## Task details
Extract each line of the data below exactly as written.

## Given data
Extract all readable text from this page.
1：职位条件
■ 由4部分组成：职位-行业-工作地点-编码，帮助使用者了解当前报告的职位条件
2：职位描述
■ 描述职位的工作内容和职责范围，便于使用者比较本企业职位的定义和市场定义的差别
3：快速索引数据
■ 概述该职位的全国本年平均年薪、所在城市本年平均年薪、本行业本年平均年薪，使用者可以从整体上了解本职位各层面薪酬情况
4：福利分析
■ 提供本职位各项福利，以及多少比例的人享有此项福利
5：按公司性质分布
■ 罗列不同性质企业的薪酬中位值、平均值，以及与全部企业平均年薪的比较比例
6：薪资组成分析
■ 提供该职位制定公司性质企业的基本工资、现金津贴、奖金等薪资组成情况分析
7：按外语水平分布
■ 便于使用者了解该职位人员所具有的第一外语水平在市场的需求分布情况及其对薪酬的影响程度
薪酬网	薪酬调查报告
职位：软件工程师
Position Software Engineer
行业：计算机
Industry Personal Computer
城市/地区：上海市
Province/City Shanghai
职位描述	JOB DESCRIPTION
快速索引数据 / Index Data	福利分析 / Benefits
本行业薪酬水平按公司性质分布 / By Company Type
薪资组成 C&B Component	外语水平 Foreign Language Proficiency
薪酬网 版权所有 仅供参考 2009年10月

## Result
Extract all readable text from this page.
1：职位条件
■ 由4部分组成：职位-行业-工作地点-编码，帮助使用者了解当前报告的职位条件
2：职位描述
■ 描述职位的工作内容和职责范围，便于使用者比较本企业职位的定义和市场定义的差别
3：快速索引数据
■ 概述该职位的全国本年平均年薪、所在城市本年平均年薪、本行业本年平均年薪，使用者可以从整体上了解本职位各层面薪酬情况
4：福利分析
■ 提供本职位各项福利，以及多少比例的人享有此项福利
5：按公司性质分布
■ 罗列不同性质企业的薪酬中位值、平均值，以及与全部企业平均年薪的比较比例
6：薪资组成分析
■ 提供该职位制定公司性质企业的基本工资、现金津贴、奖金等薪资组成情况分析
7：按外语水平分布
■ 便于使用者了解该职位人员所具有的第一外语水平在市场的需求分布情况及其对薪酬的影响程度
薪酬网	薪酬调查报告
职位：软件工程师
Position Software Engineer
行业：计算机
Industry Personal Computer
城市/地区：上海市
Province/City Shanghai
职位描述	JOB DESCRIPTION
快速索引数据 / Index Data	福利分析 / Benefits
本行业薪酬水平按公司性质分布 / By Company Type
薪资组成 C&B Component	外语水平 Foreign Language Proficiency
薪酬网 版权所有 仅供参考 2009年10月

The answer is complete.